Each line of the material must be returned exactly.

* START Entries provided *

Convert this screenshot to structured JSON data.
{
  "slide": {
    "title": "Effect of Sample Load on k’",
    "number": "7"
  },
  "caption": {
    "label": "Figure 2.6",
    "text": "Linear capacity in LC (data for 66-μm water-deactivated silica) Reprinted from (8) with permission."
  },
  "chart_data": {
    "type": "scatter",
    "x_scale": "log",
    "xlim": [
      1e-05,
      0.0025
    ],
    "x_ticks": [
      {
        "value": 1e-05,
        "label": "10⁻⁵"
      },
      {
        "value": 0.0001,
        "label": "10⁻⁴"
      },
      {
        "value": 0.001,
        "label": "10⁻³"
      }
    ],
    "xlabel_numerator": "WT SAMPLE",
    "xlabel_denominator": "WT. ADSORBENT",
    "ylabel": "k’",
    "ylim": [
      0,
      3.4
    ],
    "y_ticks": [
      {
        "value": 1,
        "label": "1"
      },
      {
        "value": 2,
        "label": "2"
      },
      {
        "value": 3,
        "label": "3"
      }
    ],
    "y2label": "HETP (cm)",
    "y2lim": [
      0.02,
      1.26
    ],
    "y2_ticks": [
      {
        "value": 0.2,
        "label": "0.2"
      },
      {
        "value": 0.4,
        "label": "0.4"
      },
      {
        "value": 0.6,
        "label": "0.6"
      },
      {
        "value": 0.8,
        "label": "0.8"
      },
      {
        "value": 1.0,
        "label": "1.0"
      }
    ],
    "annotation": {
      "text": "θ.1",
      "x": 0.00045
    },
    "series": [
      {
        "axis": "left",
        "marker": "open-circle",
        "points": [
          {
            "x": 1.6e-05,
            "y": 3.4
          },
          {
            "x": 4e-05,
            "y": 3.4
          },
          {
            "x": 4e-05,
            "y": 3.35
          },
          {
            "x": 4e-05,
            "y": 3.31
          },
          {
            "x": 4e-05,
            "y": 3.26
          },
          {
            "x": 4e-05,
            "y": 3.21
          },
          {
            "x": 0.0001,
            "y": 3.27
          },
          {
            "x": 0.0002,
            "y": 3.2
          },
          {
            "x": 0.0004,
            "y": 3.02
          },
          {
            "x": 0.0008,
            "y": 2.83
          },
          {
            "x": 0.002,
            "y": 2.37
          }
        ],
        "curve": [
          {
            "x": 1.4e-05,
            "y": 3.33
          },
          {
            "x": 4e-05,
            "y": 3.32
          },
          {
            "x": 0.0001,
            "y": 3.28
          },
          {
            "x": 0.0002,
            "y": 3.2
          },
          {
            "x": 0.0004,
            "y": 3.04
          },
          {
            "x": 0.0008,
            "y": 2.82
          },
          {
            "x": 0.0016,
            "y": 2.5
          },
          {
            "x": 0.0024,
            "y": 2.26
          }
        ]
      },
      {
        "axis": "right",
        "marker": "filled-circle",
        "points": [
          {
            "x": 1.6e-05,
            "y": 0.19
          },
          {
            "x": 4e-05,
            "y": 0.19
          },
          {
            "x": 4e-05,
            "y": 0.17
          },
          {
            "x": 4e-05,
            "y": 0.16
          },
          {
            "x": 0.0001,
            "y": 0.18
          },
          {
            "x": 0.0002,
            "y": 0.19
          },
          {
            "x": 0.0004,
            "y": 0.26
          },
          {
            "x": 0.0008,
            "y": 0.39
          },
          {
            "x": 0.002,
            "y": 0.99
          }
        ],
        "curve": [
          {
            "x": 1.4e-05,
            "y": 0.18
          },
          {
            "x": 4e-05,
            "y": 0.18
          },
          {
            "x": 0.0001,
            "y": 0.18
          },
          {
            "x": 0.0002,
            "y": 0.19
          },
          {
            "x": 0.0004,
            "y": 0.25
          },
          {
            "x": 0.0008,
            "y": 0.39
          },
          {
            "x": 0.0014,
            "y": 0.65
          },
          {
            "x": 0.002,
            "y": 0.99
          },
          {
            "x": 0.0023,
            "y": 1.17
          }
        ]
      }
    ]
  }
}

* END Entries provided *

**Task answer**
Convert this screenshot to structured JSON data.
{
  "slide": {
    "title": "Effect of Sample Load on k’",
    "number": "7"
  },
  "caption": {
    "label": "Figure 2.6",
    "text": "Linear capacity in LC (data for 66-μm water-deactivated silica) Reprinted from (8) with permission."
  },
  "chart_data": {
    "type": "scatter",
    "x_scale": "log",
    "xlim": [
      1e-05,
      0.0025
    ],
    "x_ticks": [
      {
        "value": 1e-05,
        "label": "10⁻⁵"
      },
      {
        "value": 0.0001,
        "label": "10⁻⁴"
      },
      {
        "value": 0.001,
        "label": "10⁻³"
      }
    ],
    "xlabel_numerator": "WT SAMPLE",
    "xlabel_denominator": "WT. ADSORBENT",
    "ylabel": "k’",
    "ylim": [
      0,
      3.4
    ],
    "y_ticks": [
      {
        "value": 1,
        "label": "1"
      },
      {
        "value": 2,
        "label": "2"
      },
      {
        "value": 3,
        "label": "3"
      }
    ],
    "y2label": "HETP (cm)",
    "y2lim": [
      0.02,
      1.26
    ],
    "y2_ticks": [
      {
        "value": 0.2,
        "label": "0.2"
      },
      {
        "value": 0.4,
        "label": "0.4"
      },
      {
        "value": 0.6,
        "label": "0.6"
      },
      {
        "value": 0.8,
        "label": "0.8"
      },
      {
        "value": 1.0,
        "label": "1.0"
      }
    ],
    "annotation": {
      "text": "θ.1",
      "x": 0.00045
    },
    "series": [
      {
        "axis": "left",
        "marker": "open-circle",
        "points": [
          {
            "x": 1.6e-05,
            "y": 3.4
          },
          {
            "x": 4e-05,
            "y": 3.4
          },
          {
            "x": 4e-05,
            "y": 3.35
          },
          {
            "x": 4e-05,
            "y": 3.31
          },
          {
            "x": 4e-05,
            "y": 3.26
          },
          {
            "x": 4e-05,
            "y": 3.21
          },
          {
            "x": 0.0001,
            "y": 3.27
          },
          {
            "x": 0.0002,
            "y": 3.2
          },
          {
            "x": 0.0004,
            "y": 3.02
          },
          {
            "x": 0.0008,
            "y": 2.83
          },
          {
            "x": 0.002,
            "y": 2.37
          }
        ],
        "curve": [
          {
            "x": 1.4e-05,
            "y": 3.33
          },
          {
            "x": 4e-05,
            "y": 3.32
          },
          {
            "x": 0.0001,
            "y": 3.28
          },
          {
            "x": 0.0002,
            "y": 3.2
          },
          {
            "x": 0.0004,
            "y": 3.04
          },
          {
            "x": 0.0008,
            "y": 2.82
          },
          {
            "x": 0.0016,
            "y": 2.5
          },
          {
            "x": 0.0024,
            "y": 2.26
          }
        ]
      },
      {
        "axis": "right",
        "marker": "filled-circle",
        "points": [
          {
            "x": 1.6e-05,
            "y": 0.19
          },
          {
            "x": 4e-05,
            "y": 0.19
          },
          {
            "x": 4e-05,
            "y": 0.17
          },
          {
            "x": 4e-05,
            "y": 0.16
          },
          {
            "x": 0.0001,
            "y": 0.18
          },
          {
            "x": 0.0002,
            "y": 0.19
          },
          {
            "x": 0.0004,
            "y": 0.26
          },
          {
            "x": 0.0008,
            "y": 0.39
          },
          {
            "x": 0.002,
            "y": 0.99
          }
        ],
        "curve": [
          {
            "x": 1.4e-05,
            "y": 0.18
          },
          {
            "x": 4e-05,
            "y": 0.18
          },
          {
            "x": 0.0001,
            "y": 0.18
          },
          {
            "x": 0.0002,
            "y": 0.19
          },
          {
            "x": 0.0004,
            "y": 0.25
          },
          {
            "x": 0.0008,
            "y": 0.39
          },
          {
            "x": 0.0014,
            "y": 0.65
          },
          {
            "x": 0.002,
            "y": 0.99
          },
          {
            "x": 0.0023,
            "y": 1.17
          }
        ]
      }
    ]
  }
}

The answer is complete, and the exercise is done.